[WHAT THE EXERCISE ASKS] Count lines holding the word "name". Only the number is wanted.

[DATA FOR THE TASK]
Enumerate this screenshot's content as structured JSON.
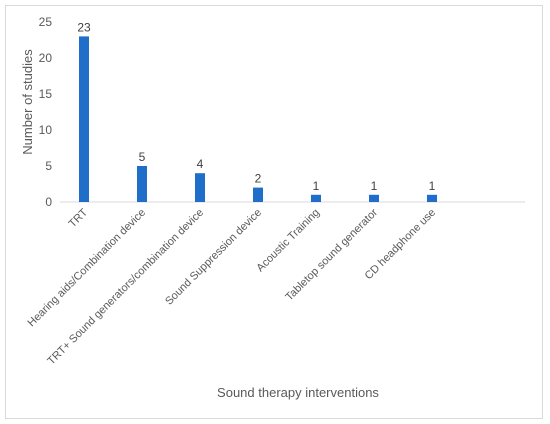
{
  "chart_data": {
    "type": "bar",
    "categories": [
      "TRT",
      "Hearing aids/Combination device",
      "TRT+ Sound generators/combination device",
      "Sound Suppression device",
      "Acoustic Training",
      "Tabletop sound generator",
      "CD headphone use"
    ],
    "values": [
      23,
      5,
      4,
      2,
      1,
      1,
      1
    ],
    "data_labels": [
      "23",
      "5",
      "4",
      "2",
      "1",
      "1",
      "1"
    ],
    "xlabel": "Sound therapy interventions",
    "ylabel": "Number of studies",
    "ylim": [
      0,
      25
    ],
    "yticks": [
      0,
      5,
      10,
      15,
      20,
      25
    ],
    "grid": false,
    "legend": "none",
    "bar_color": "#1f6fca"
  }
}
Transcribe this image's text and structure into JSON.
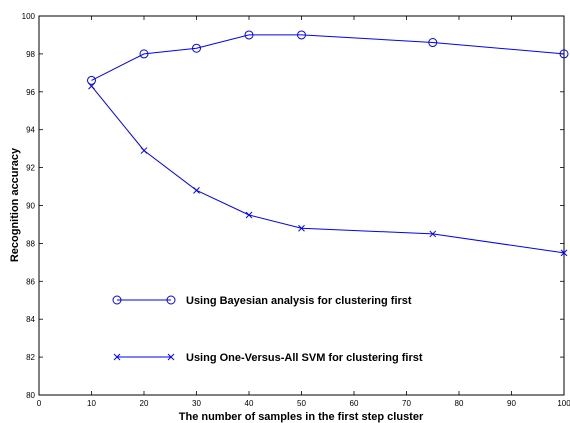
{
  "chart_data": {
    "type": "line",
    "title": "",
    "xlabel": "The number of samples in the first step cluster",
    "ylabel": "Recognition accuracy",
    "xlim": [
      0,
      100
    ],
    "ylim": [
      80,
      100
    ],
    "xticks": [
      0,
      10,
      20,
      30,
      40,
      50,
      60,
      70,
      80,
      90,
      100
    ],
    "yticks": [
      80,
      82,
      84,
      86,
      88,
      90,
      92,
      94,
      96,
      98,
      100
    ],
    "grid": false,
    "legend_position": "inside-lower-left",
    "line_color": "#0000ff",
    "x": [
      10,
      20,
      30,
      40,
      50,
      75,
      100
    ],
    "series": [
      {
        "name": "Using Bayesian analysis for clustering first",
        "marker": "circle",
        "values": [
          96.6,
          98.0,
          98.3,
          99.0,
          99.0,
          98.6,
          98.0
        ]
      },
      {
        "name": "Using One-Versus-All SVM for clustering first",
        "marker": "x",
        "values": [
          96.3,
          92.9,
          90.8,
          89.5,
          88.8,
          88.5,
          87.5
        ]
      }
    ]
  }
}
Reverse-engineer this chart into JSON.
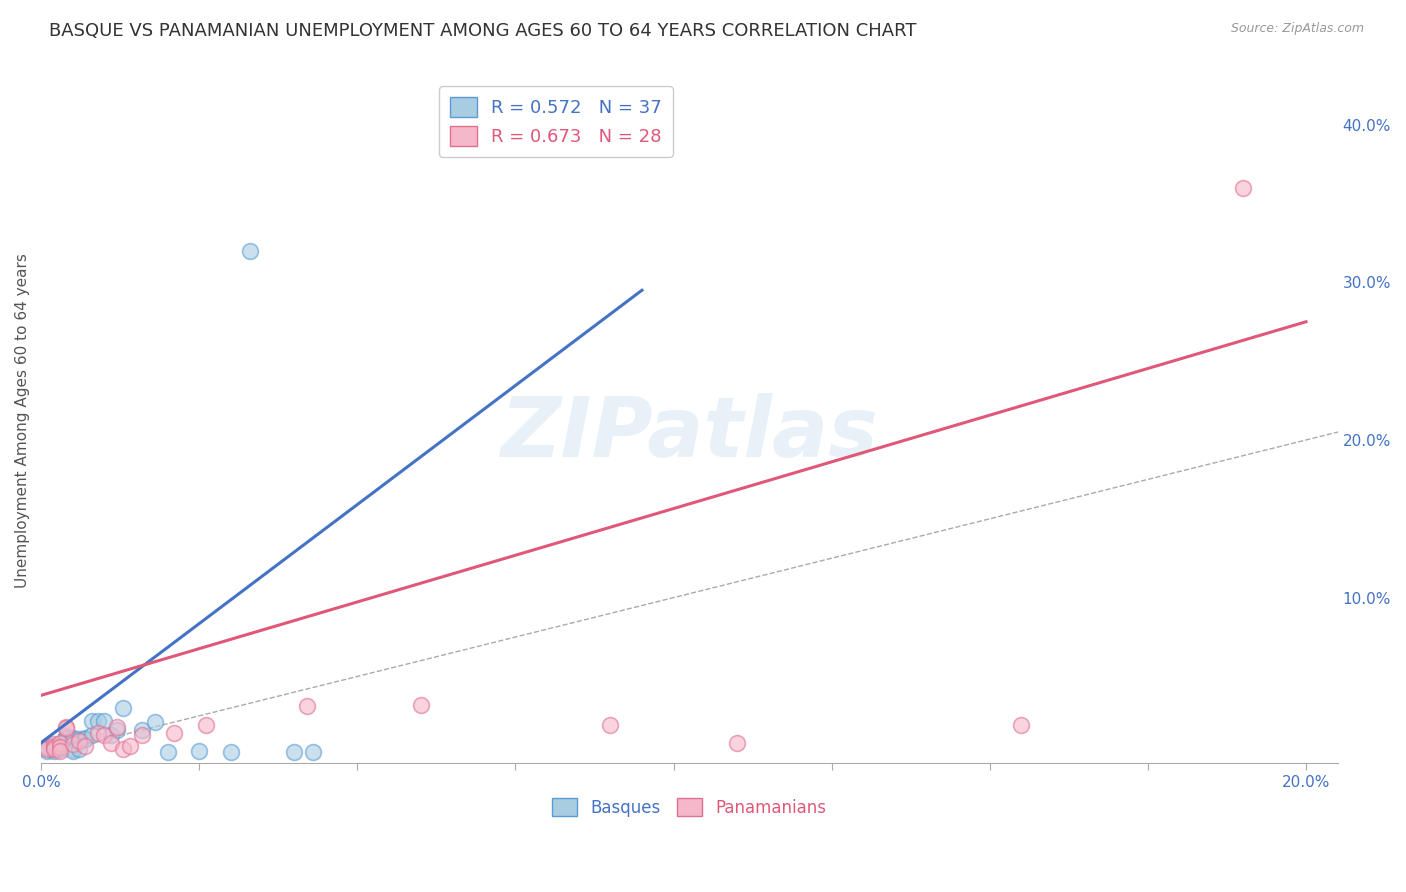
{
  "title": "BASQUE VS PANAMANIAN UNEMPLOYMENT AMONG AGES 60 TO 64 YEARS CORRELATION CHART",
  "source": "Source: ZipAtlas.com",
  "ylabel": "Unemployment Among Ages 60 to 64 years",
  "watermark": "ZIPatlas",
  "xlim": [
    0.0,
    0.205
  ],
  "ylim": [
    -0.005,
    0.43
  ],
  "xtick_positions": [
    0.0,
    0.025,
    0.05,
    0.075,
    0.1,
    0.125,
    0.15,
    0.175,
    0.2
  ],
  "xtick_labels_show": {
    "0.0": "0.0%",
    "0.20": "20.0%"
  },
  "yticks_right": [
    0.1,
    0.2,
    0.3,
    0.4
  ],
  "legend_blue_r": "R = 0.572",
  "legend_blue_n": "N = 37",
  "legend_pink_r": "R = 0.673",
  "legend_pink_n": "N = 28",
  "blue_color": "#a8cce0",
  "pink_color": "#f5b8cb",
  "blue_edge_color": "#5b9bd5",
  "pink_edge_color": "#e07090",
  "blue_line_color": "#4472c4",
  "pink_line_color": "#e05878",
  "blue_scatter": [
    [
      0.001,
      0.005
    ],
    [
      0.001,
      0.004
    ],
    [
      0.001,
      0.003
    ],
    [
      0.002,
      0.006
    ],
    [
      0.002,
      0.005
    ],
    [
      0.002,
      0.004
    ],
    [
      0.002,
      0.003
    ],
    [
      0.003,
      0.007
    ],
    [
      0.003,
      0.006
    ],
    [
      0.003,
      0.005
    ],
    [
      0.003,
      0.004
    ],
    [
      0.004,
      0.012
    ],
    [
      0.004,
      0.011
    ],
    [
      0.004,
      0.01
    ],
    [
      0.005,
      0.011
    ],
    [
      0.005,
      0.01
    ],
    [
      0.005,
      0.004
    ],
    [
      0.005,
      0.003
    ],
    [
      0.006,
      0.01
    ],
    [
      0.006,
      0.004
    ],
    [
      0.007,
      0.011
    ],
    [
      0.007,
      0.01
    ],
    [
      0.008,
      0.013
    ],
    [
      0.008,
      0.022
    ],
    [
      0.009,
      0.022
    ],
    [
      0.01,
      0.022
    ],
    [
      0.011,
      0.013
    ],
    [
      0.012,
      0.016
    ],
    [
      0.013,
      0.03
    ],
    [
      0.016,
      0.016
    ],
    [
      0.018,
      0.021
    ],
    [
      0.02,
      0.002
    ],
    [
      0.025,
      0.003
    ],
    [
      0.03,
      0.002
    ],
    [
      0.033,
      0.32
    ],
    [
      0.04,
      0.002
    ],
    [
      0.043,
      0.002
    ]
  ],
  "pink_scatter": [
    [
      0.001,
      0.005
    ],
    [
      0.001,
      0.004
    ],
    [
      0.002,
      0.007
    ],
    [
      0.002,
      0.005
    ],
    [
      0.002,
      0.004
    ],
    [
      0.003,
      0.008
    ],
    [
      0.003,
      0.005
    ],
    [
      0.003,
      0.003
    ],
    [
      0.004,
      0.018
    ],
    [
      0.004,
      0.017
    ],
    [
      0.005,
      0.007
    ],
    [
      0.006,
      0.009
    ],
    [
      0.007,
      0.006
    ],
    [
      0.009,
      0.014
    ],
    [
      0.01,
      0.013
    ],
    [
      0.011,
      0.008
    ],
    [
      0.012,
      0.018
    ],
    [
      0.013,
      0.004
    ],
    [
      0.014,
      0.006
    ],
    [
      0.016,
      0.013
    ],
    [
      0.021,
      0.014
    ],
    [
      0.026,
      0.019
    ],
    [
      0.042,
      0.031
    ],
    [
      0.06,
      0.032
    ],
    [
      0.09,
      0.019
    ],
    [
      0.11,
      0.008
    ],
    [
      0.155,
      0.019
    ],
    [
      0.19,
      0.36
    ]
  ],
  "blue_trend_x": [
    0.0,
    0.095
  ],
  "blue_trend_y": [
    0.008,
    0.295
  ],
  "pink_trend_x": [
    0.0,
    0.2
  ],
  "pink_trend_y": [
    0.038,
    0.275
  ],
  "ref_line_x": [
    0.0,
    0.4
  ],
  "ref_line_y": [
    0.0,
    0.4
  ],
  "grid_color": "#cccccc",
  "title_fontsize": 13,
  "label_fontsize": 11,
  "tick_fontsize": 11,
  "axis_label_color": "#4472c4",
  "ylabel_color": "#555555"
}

[SOLUTION TO THE EXERCISE] 2